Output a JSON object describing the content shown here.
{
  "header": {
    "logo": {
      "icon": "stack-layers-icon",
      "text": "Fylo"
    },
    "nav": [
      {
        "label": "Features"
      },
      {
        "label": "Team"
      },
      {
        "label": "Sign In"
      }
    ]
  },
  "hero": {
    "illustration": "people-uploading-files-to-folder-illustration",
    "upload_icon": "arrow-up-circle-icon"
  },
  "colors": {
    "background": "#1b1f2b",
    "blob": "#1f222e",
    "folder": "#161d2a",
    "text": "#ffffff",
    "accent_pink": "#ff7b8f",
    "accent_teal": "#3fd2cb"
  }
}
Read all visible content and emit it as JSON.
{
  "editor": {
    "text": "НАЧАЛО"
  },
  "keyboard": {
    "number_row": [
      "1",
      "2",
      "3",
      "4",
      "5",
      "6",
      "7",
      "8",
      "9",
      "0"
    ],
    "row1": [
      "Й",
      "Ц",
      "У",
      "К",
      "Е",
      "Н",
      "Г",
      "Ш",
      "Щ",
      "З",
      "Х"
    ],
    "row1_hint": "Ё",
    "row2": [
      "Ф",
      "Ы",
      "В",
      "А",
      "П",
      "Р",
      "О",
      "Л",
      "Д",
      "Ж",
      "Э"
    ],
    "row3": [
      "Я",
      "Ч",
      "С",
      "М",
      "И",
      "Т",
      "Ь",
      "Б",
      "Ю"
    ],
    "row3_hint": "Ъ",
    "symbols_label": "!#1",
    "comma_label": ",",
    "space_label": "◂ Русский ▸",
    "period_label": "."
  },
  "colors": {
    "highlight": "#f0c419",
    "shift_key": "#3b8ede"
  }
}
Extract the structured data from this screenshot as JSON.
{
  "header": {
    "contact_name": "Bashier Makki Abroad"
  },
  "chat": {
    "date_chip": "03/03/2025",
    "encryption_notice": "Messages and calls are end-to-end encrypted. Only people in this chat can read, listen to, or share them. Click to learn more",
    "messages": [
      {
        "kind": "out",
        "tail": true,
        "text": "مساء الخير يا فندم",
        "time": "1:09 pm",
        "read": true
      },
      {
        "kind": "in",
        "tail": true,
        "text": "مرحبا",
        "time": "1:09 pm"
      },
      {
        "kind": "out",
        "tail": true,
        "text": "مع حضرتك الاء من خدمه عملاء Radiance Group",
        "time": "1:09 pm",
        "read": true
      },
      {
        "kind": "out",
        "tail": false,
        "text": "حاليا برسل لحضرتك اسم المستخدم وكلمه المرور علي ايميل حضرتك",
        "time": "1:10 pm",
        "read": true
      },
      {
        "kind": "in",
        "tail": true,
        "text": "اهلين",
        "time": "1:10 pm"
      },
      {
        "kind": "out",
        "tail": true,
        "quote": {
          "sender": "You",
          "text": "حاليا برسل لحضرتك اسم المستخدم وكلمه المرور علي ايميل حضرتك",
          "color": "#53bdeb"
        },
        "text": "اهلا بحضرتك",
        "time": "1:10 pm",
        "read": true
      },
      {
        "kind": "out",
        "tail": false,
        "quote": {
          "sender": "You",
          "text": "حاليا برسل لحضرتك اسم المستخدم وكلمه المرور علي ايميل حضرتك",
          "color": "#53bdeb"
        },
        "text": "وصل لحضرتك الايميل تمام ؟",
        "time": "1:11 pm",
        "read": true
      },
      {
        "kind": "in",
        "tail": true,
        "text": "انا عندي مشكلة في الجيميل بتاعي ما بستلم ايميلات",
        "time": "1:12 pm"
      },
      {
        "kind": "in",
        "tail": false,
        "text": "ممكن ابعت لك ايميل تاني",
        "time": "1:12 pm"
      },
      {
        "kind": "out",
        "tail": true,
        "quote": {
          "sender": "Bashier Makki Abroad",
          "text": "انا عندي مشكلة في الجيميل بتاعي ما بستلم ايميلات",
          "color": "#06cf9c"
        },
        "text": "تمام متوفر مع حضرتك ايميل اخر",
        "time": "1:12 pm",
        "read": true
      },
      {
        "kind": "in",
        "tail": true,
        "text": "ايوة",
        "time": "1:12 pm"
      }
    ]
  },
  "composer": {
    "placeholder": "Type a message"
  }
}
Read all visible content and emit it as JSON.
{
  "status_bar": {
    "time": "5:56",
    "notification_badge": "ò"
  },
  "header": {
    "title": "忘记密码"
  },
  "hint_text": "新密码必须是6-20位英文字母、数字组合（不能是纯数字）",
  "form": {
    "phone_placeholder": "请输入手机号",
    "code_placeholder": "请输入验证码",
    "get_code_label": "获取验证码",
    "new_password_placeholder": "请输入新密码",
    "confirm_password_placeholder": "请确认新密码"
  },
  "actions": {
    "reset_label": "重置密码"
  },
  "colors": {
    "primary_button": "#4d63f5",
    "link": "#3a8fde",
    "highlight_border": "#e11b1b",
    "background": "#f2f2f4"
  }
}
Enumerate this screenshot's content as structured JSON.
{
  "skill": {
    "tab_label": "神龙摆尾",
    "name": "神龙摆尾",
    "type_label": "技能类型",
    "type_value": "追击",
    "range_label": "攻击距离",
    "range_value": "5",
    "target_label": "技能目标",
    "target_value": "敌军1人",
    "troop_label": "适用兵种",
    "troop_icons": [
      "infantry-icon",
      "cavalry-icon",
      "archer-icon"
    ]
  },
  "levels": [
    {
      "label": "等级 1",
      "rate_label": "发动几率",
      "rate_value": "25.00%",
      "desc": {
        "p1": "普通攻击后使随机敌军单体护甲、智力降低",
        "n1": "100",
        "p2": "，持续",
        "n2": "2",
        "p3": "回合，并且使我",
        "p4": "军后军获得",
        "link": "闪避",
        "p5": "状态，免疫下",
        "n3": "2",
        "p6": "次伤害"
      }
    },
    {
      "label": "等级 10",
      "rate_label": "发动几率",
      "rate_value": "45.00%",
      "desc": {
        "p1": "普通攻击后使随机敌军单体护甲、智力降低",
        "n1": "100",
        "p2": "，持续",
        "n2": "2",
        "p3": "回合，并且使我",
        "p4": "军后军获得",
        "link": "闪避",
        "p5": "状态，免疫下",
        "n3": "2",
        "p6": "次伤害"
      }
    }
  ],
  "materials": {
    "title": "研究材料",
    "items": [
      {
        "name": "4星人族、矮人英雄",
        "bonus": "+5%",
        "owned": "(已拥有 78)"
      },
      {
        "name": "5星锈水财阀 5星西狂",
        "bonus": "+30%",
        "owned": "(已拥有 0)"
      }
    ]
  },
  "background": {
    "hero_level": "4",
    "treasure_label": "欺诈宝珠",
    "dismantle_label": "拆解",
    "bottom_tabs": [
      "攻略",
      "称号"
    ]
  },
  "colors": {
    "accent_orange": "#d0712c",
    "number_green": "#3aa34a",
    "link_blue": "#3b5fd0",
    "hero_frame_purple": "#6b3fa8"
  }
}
□ □ □
**GIVEN TASK**
Collect, from the material above, every line containing the word "chat".

**SOLVED EXERCISE**
  "chat": {
    "encryption_notice": "Messages and calls are end-to-end encrypted. Only people in this chat can read, listen to, or share them. Click to learn more",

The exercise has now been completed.